AIM OF THE TASK ▸
What is the number of lines holding the word "Change"? Give that number alone.

────────

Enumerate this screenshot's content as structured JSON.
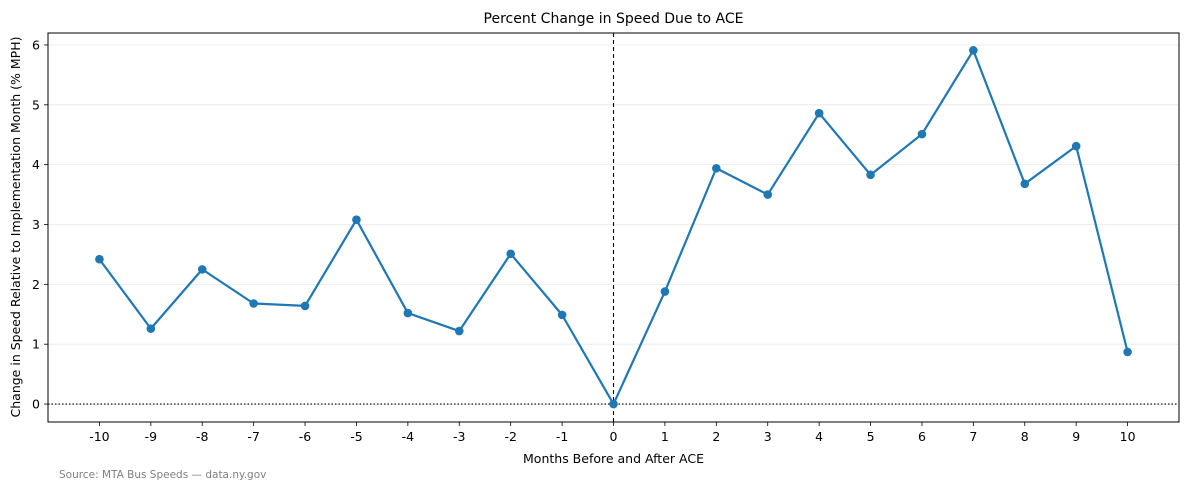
{
  "chart_data": {
    "type": "line",
    "title": "Percent Change in Speed Due to ACE",
    "xlabel": "Months Before and After ACE",
    "ylabel": "Change in Speed Relative to Implementation Month (% MPH)",
    "x": [
      -10,
      -9,
      -8,
      -7,
      -6,
      -5,
      -4,
      -3,
      -2,
      -1,
      0,
      1,
      2,
      3,
      4,
      5,
      6,
      7,
      8,
      9,
      10
    ],
    "x_tick_labels": [
      "-10",
      "-9",
      "-8",
      "-7",
      "-6",
      "-5",
      "-4",
      "-3",
      "-2",
      "-1",
      "0",
      "1",
      "2",
      "3",
      "4",
      "5",
      "6",
      "7",
      "8",
      "9",
      "10"
    ],
    "series": [
      {
        "values": [
          2.42,
          1.26,
          2.25,
          1.68,
          1.64,
          3.08,
          1.52,
          1.22,
          2.51,
          1.49,
          0.0,
          1.88,
          3.94,
          3.5,
          4.86,
          3.83,
          4.51,
          5.91,
          3.68,
          4.31,
          0.87
        ],
        "color": "#1f77b4"
      }
    ],
    "xlim": [
      -11,
      11
    ],
    "ylim": [
      -0.3,
      6.2
    ],
    "y_ticks": [
      0,
      1,
      2,
      3,
      4,
      5,
      6
    ],
    "y_tick_labels": [
      "0",
      "1",
      "2",
      "3",
      "4",
      "5",
      "6"
    ],
    "grid": "horizontal",
    "reference_lines": [
      {
        "axis": "x",
        "value": 0,
        "style": "dashed",
        "color": "#000000"
      },
      {
        "axis": "y",
        "value": 0,
        "style": "dotted",
        "color": "#000000"
      }
    ]
  },
  "footer": {
    "source": "Source: MTA Bus Speeds — data.ny.gov"
  }
}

────────

EXERCISE SOLUTION ▸
2